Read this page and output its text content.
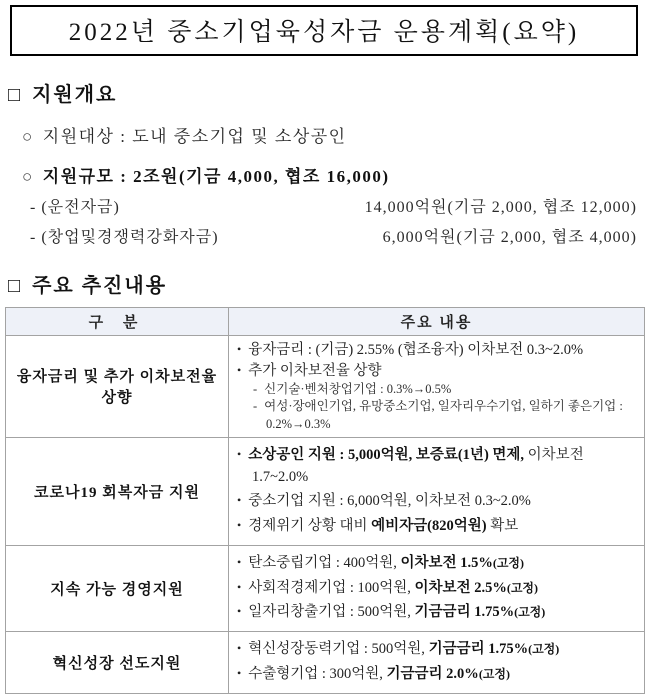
2022년 중소기업육성자금 운용계획(요약)
□ 지원개요
○ 지원대상 : 도내 중소기업 및 소상공인
○ 지원규모 : 2조원(기금 4,000, 협조 16,000)
- (운전자금)	14,000억원(기금 2,000, 협조 12,000)
- (창업및경쟁력강화자금)	6,000억원(기금 2,000, 협조 4,000)
□ 주요 추진내용
구 분	주요 내용
융자금리 및 추가 이차보전율 상향	• 융자금리 : (기금) 2.55% (협조융자) 이차보전 0.3~2.0%
• 추가 이차보전율 상향
- 신기술·벤처창업기업 : 0.3%→0.5%
- 여성·장애인기업, 유망중소기업, 일자리우수기업, 일하기 좋은기업 : 0.2%→0.3%

코로나19 회복자금 지원	• 소상공인 지원 : 5,000억원, 보증료(1년) 면제, 이차보전 1.7~2.0%
• 중소기업 지원 : 6,000억원, 이차보전 0.3~2.0%
• 경제위기 상황 대비 예비자금(820억원) 확보

지속 가능 경영지원	• 탄소중립기업 : 400억원, 이차보전 1.5%(고정)
• 사회적경제기업 : 100억원, 이차보전 2.5%(고정)
• 일자리창출기업 : 500억원, 기금금리 1.75%(고정)

혁신성장 선도지원	• 혁신성장동력기업 : 500억원, 기금금리 1.75%(고정)
• 수출형기업 : 300억원, 기금금리 2.0%(고정)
+ + + +
Instructions for the task -
Copy each line above that contains the word "이차보전율".

Expected output -
융자금리 및 추가 이차보전율 상향	• 융자금리 : (기금) 2.55% (협조융자) 이차보전 0.3~2.0%
• 추가 이차보전율 상향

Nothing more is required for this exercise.